Quote the records beneath, complete and exact. Leave out images.

━━ RECORDS PROVIDED

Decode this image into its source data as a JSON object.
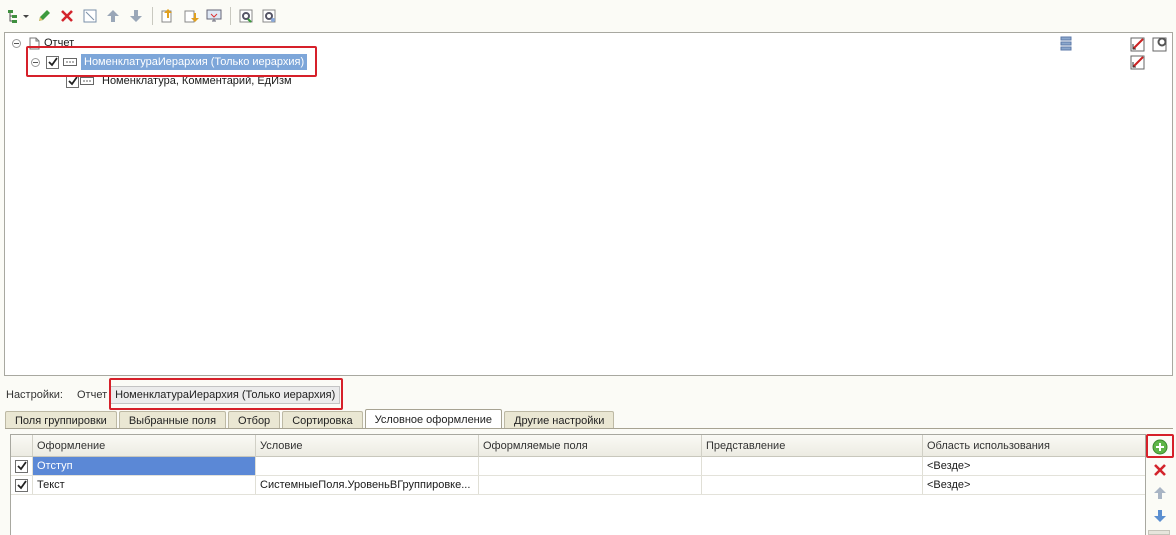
{
  "toolbar": {
    "buttons": [
      {
        "name": "add-grouping",
        "icon": "tree-add-icon"
      },
      {
        "name": "edit",
        "icon": "pencil-icon"
      },
      {
        "name": "delete",
        "icon": "red-x-icon"
      },
      {
        "name": "toggle-use",
        "icon": "check-box-icon"
      },
      {
        "name": "move-up",
        "icon": "arrow-up-icon"
      },
      {
        "name": "move-down",
        "icon": "arrow-down-icon"
      },
      {
        "name": "group-up",
        "icon": "level-up-icon"
      },
      {
        "name": "group-down",
        "icon": "level-down-icon"
      },
      {
        "name": "current-item",
        "icon": "monitor-icon"
      },
      {
        "name": "settings",
        "icon": "gear-icon"
      },
      {
        "name": "settings-alt",
        "icon": "gear-search-icon"
      }
    ]
  },
  "tree": {
    "root_label": "Отчет",
    "grouping_label": "НоменклатураИерархия (Только иерархия)",
    "detail_label": "Номенклатура, Комментарий, ЕдИзм"
  },
  "settings": {
    "label": "Настройки:",
    "crumb_report": "Отчет",
    "crumb_active": "НоменклатураИерархия (Только иерархия)"
  },
  "tabs": [
    {
      "label": "Поля группировки",
      "active": false
    },
    {
      "label": "Выбранные поля",
      "active": false
    },
    {
      "label": "Отбор",
      "active": false
    },
    {
      "label": "Сортировка",
      "active": false
    },
    {
      "label": "Условное оформление",
      "active": true
    },
    {
      "label": "Другие настройки",
      "active": false
    }
  ],
  "grid": {
    "headers": [
      "Оформление",
      "Условие",
      "Оформляемые поля",
      "Представление",
      "Область использования"
    ],
    "rows": [
      {
        "checked": true,
        "design": "Отступ",
        "condition": "",
        "fields": "",
        "presentation": "",
        "area": "<Везде>"
      },
      {
        "checked": true,
        "design": "Текст",
        "condition": "СистемныеПоля.УровеньВГруппировке...",
        "fields": "",
        "presentation": "",
        "area": "<Везде>"
      }
    ]
  },
  "colors": {
    "highlight": "#d6202a",
    "selection": "#5b88d6",
    "tree_selection": "#7da6d9",
    "tab_bg": "#eae7d3"
  }
}
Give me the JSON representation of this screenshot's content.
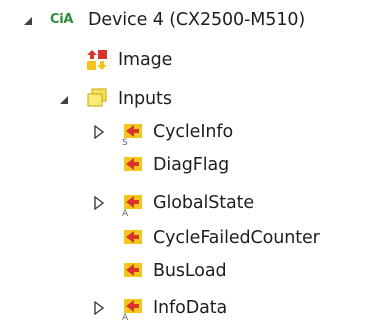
{
  "tree": {
    "device": {
      "logo_text": "CiA",
      "label": "Device 4 (CX2500-M510)",
      "expanded": true
    },
    "image": {
      "label": "Image"
    },
    "inputs": {
      "label": "Inputs",
      "expanded": true,
      "children": [
        {
          "label": "CycleInfo",
          "collapsed": true,
          "overlay": "S"
        },
        {
          "label": "DiagFlag"
        },
        {
          "label": "GlobalState",
          "collapsed": true,
          "overlay": "A"
        },
        {
          "label": "CycleFailedCounter"
        },
        {
          "label": "BusLoad"
        },
        {
          "label": "InfoData",
          "collapsed": true,
          "overlay": "A"
        }
      ]
    }
  },
  "colors": {
    "input_var_yellow": "#f4c51c",
    "input_var_red": "#d9342b",
    "folder_yellow": "#f5e15a",
    "cia_green": "#2e8b3c"
  }
}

━━━━

◆ WRITTEN REPLY ◆
Decode this image into its source data as a JSON object.
{
  "toolbar": {
    "buttons": [
      {
        "name": "add-grouping",
        "icon": "tree-add-icon"
      },
      {
        "name": "edit",
        "icon": "pencil-icon"
      },
      {
        "name": "delete",
        "icon": "red-x-icon"
      },
      {
        "name": "toggle-use",
        "icon": "check-box-icon"
      },
      {
        "name": "move-up",
        "icon": "arrow-up-icon"
      },
      {
        "name": "move-down",
        "icon": "arrow-down-icon"
      },
      {
        "name": "group-up",
        "icon": "level-up-icon"
      },
      {
        "name": "group-down",
        "icon": "level-down-icon"
      },
      {
        "name": "current-item",
        "icon": "monitor-icon"
      },
      {
        "name": "settings",
        "icon": "gear-icon"
      },
      {
        "name": "settings-alt",
        "icon": "gear-search-icon"
      }
    ]
  },
  "tree": {
    "root_label": "Отчет",
    "grouping_label": "НоменклатураИерархия (Только иерархия)",
    "detail_label": "Номенклатура, Комментарий, ЕдИзм"
  },
  "settings": {
    "label": "Настройки:",
    "crumb_report": "Отчет",
    "crumb_active": "НоменклатураИерархия (Только иерархия)"
  },
  "tabs": [
    {
      "label": "Поля группировки",
      "active": false
    },
    {
      "label": "Выбранные поля",
      "active": false
    },
    {
      "label": "Отбор",
      "active": false
    },
    {
      "label": "Сортировка",
      "active": false
    },
    {
      "label": "Условное оформление",
      "active": true
    },
    {
      "label": "Другие настройки",
      "active": false
    }
  ],
  "grid": {
    "headers": [
      "Оформление",
      "Условие",
      "Оформляемые поля",
      "Представление",
      "Область использования"
    ],
    "rows": [
      {
        "checked": true,
        "design": "Отступ",
        "condition": "",
        "fields": "",
        "presentation": "",
        "area": "<Везде>"
      },
      {
        "checked": true,
        "design": "Текст",
        "condition": "СистемныеПоля.УровеньВГруппировке...",
        "fields": "",
        "presentation": "",
        "area": "<Везде>"
      }
    ]
  },
  "colors": {
    "highlight": "#d6202a",
    "selection": "#5b88d6",
    "tree_selection": "#7da6d9",
    "tab_bg": "#eae7d3"
  }
}
Give me the JSON representation of this screenshot's content.
{
  "tree": {
    "device": {
      "logo_text": "CiA",
      "label": "Device 4 (CX2500-M510)",
      "expanded": true
    },
    "image": {
      "label": "Image"
    },
    "inputs": {
      "label": "Inputs",
      "expanded": true,
      "children": [
        {
          "label": "CycleInfo",
          "collapsed": true,
          "overlay": "S"
        },
        {
          "label": "DiagFlag"
        },
        {
          "label": "GlobalState",
          "collapsed": true,
          "overlay": "A"
        },
        {
          "label": "CycleFailedCounter"
        },
        {
          "label": "BusLoad"
        },
        {
          "label": "InfoData",
          "collapsed": true,
          "overlay": "A"
        }
      ]
    }
  },
  "colors": {
    "input_var_yellow": "#f4c51c",
    "input_var_red": "#d9342b",
    "folder_yellow": "#f5e15a",
    "cia_green": "#2e8b3c"
  }
}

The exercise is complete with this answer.